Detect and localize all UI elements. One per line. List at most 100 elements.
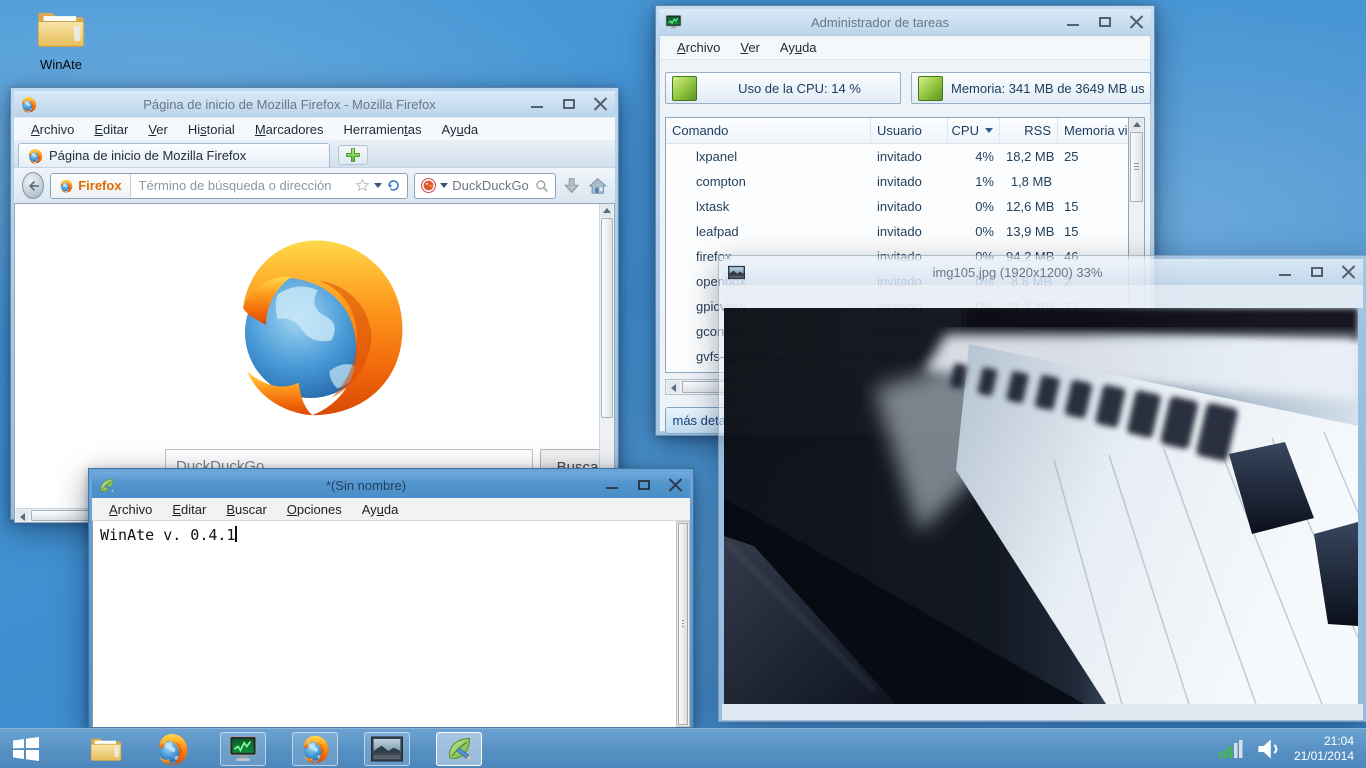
search-bar[interactable]: DuckDuckGo — [414, 173, 556, 199]
menu-item-archivo[interactable]: Archivo — [22, 119, 83, 140]
volume-icon[interactable] — [1256, 737, 1282, 761]
text-cursor — [235, 526, 237, 542]
firefox-badge-button[interactable]: Firefox — [51, 174, 130, 198]
menu-item-buscar[interactable]: Buscar — [217, 499, 275, 520]
process-cell-user: invitado — [871, 199, 948, 214]
firefox-icon — [20, 96, 37, 113]
taskbar-firefox-launcher[interactable] — [150, 730, 194, 768]
menu-item-editar[interactable]: Editar — [163, 499, 215, 520]
taskbar: 21:04 21/01/2014 — [0, 728, 1366, 768]
star-icon[interactable] — [355, 178, 370, 193]
leafpad-text-area[interactable]: WinAte v. 0.4.1 — [92, 521, 676, 727]
process-cell-cpu: 1% — [948, 174, 1000, 189]
close-button[interactable] — [1341, 265, 1357, 279]
urlbar-dropdown-icon[interactable] — [374, 183, 382, 188]
folder-icon — [35, 6, 87, 50]
process-row[interactable]: comptoninvitado1%1,8 MB — [666, 169, 1144, 194]
column-cpu[interactable]: % CPU — [948, 118, 1000, 143]
download-arrow-icon[interactable] — [562, 174, 581, 198]
taskbar-task-firefox[interactable] — [292, 732, 338, 766]
process-row[interactable]: lxtaskinvitado0%12,6 MB15 — [666, 194, 1144, 219]
minimize-button[interactable] — [1277, 265, 1293, 279]
firefox-navbar: Firefox Término de búsqueda o dirección — [14, 167, 615, 203]
process-cell-user: invitado — [871, 224, 948, 239]
desktop-icon-winate[interactable]: WinAte — [16, 6, 106, 72]
close-button[interactable] — [668, 478, 684, 492]
taskbar-clock[interactable]: 21:04 21/01/2014 — [1294, 734, 1354, 764]
refresh-icon[interactable] — [386, 178, 401, 193]
network-signal-icon[interactable] — [1218, 738, 1244, 760]
leafpad-window-title: *(Sin nombre) — [132, 478, 600, 493]
firefox-tabbar: Página de inicio de Mozilla Firefox — [14, 140, 615, 167]
firefox-vertical-scrollbar[interactable] — [599, 204, 614, 508]
back-arrow-icon — [25, 178, 41, 194]
menu-item-editar[interactable]: Editar — [85, 119, 137, 140]
back-button[interactable] — [22, 172, 44, 199]
tab-firefox-home[interactable]: Página de inicio de Mozilla Firefox — [18, 143, 330, 167]
process-cell-rss: 12,6 MB — [1000, 199, 1058, 214]
tab-favicon — [27, 148, 43, 164]
process-row[interactable]: lxpanelinvitado4%18,2 MB25 — [666, 144, 1144, 169]
close-button[interactable] — [1129, 15, 1145, 29]
minimize-button[interactable] — [1065, 15, 1081, 29]
menu-item-ayuda[interactable]: Ayuda — [433, 119, 488, 140]
taskmgr-titlebar[interactable]: Administrador de tareas — [659, 9, 1151, 35]
firefox-icon — [155, 732, 189, 766]
maximize-button[interactable] — [561, 97, 577, 111]
firefox-logo — [220, 229, 412, 421]
menu-item-herramientas[interactable]: Herramientas — [334, 119, 430, 140]
maximize-button[interactable] — [1309, 265, 1325, 279]
close-button[interactable] — [593, 97, 609, 111]
firefox-badge-label: Firefox — [78, 178, 121, 193]
maximize-button[interactable] — [636, 478, 652, 492]
minimize-button[interactable] — [604, 478, 620, 492]
leaf-icon — [445, 735, 473, 763]
start-button[interactable] — [0, 729, 52, 768]
house-icon[interactable] — [588, 174, 607, 198]
process-cell-cpu: 4% — [948, 149, 1000, 164]
desktop-icon-label: WinAte — [16, 57, 106, 72]
windows-logo-icon — [12, 735, 40, 763]
minimize-button[interactable] — [529, 97, 545, 111]
taskbar-task-image-viewer[interactable] — [364, 732, 410, 766]
column-usuario[interactable]: Usuario — [871, 118, 948, 143]
process-cell-cmd: lxpanel — [666, 149, 871, 164]
cpu-meter-icon — [672, 76, 697, 101]
photo-icon — [728, 264, 745, 281]
tab-title: Página de inicio de Mozilla Firefox — [49, 148, 246, 163]
menu-item-archivo[interactable]: Archivo — [100, 499, 161, 520]
menu-item-ayuda[interactable]: Ayuda — [353, 499, 408, 520]
taskmgr-menubar: ArchivoVerAyuda — [660, 36, 1150, 60]
window-image-viewer: img105.jpg (1920x1200) 33% — [718, 255, 1366, 722]
menu-item-opciones[interactable]: Opciones — [278, 499, 351, 520]
taskbar-task-taskmanager[interactable] — [220, 732, 266, 766]
cpu-usage-label: Uso de la CPU: 14 % — [705, 81, 894, 96]
viewer-toolbar-top — [722, 285, 1363, 308]
new-tab-button[interactable] — [338, 145, 368, 165]
leafpad-vertical-scrollbar[interactable] — [676, 521, 690, 727]
menu-item-ver[interactable]: Ver — [731, 37, 769, 58]
memory-meter-icon — [918, 76, 943, 101]
leafpad-titlebar[interactable]: *(Sin nombre) — [92, 472, 690, 498]
firefox-page-content: DuckDuckGo Buscar — [14, 203, 615, 508]
menu-item-marcadores[interactable]: Marcadores — [246, 119, 333, 140]
menu-item-ver[interactable]: Ver — [139, 119, 177, 140]
duckduckgo-icon — [421, 178, 436, 193]
process-row[interactable]: leafpadinvitado0%13,9 MB15 — [666, 219, 1144, 244]
column-rss[interactable]: RSS — [1000, 118, 1058, 143]
taskbar-task-leafpad[interactable] — [436, 732, 482, 766]
viewer-toolbar-bottom — [722, 704, 1363, 720]
viewer-titlebar[interactable]: img105.jpg (1920x1200) 33% — [722, 259, 1363, 285]
menu-item-historial[interactable]: Historial — [179, 119, 244, 140]
search-engine-dropdown-icon[interactable] — [440, 183, 448, 188]
process-cell-rss: 13,9 MB — [1000, 224, 1058, 239]
menu-item-archivo[interactable]: Archivo — [668, 37, 729, 58]
taskbar-file-manager[interactable] — [84, 730, 128, 768]
maximize-button[interactable] — [1097, 15, 1113, 29]
magnifier-icon[interactable] — [535, 179, 549, 193]
menu-item-ayuda[interactable]: Ayuda — [771, 37, 826, 58]
url-bar[interactable]: Firefox Término de búsqueda o dirección — [50, 173, 408, 199]
viewer-window-title: img105.jpg (1920x1200) 33% — [762, 265, 1273, 280]
firefox-titlebar[interactable]: Página de inicio de Mozilla Firefox - Mo… — [14, 91, 615, 117]
column-comando[interactable]: Comando — [666, 118, 871, 143]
********
Copy the entries again word for word, from the line with "search-bar[interactable]: DuckDuckGo —" up to and including the line with "menu-item-editar[interactable]: Editar — [85, 119, 137, 140]".

**Exercise response**
search-bar[interactable]: DuckDuckGo — [414, 173, 556, 199]
menu-item-archivo[interactable]: Archivo — [22, 119, 83, 140]
volume-icon[interactable] — [1256, 737, 1282, 761]
text-cursor — [235, 526, 237, 542]
firefox-badge-button[interactable]: Firefox — [51, 174, 130, 198]
menu-item-buscar[interactable]: Buscar — [217, 499, 275, 520]
process-cell-user: invitado — [871, 199, 948, 214]
firefox-icon — [20, 96, 37, 113]
taskbar-firefox-launcher[interactable] — [150, 730, 194, 768]
menu-item-editar[interactable]: Editar — [163, 499, 215, 520]
taskbar: 21:04 21/01/2014 — [0, 728, 1366, 768]
star-icon[interactable] — [355, 178, 370, 193]
leafpad-text-area[interactable]: WinAte v. 0.4.1 — [92, 521, 676, 727]
process-cell-cpu: 1% — [948, 174, 1000, 189]
close-button[interactable] — [1341, 265, 1357, 279]
urlbar-dropdown-icon[interactable] — [374, 183, 382, 188]
folder-icon — [35, 6, 87, 50]
process-row[interactable]: comptoninvitado1%1,8 MB — [666, 169, 1144, 194]
column-cpu[interactable]: % CPU — [948, 118, 1000, 143]
download-arrow-icon[interactable] — [562, 174, 581, 198]
taskbar-task-firefox[interactable] — [292, 732, 338, 766]
process-row[interactable]: lxtaskinvitado0%12,6 MB15 — [666, 194, 1144, 219]
minimize-button[interactable] — [1277, 265, 1293, 279]
firefox-navbar: Firefox Término de búsqueda o dirección — [14, 167, 615, 203]
process-cell-user: invitado — [871, 224, 948, 239]
desktop-icon-winate[interactable]: WinAte — [16, 6, 106, 72]
close-button[interactable] — [668, 478, 684, 492]
taskbar-clock[interactable]: 21:04 21/01/2014 — [1294, 734, 1354, 764]
refresh-icon[interactable] — [386, 178, 401, 193]
network-signal-icon[interactable] — [1218, 738, 1244, 760]
leafpad-window-title: *(Sin nombre) — [132, 478, 600, 493]
firefox-tabbar: Página de inicio de Mozilla Firefox — [14, 140, 615, 167]
firefox-vertical-scrollbar[interactable] — [599, 204, 614, 508]
back-arrow-icon — [25, 178, 41, 194]
menu-item-editar[interactable]: Editar — [85, 119, 137, 140]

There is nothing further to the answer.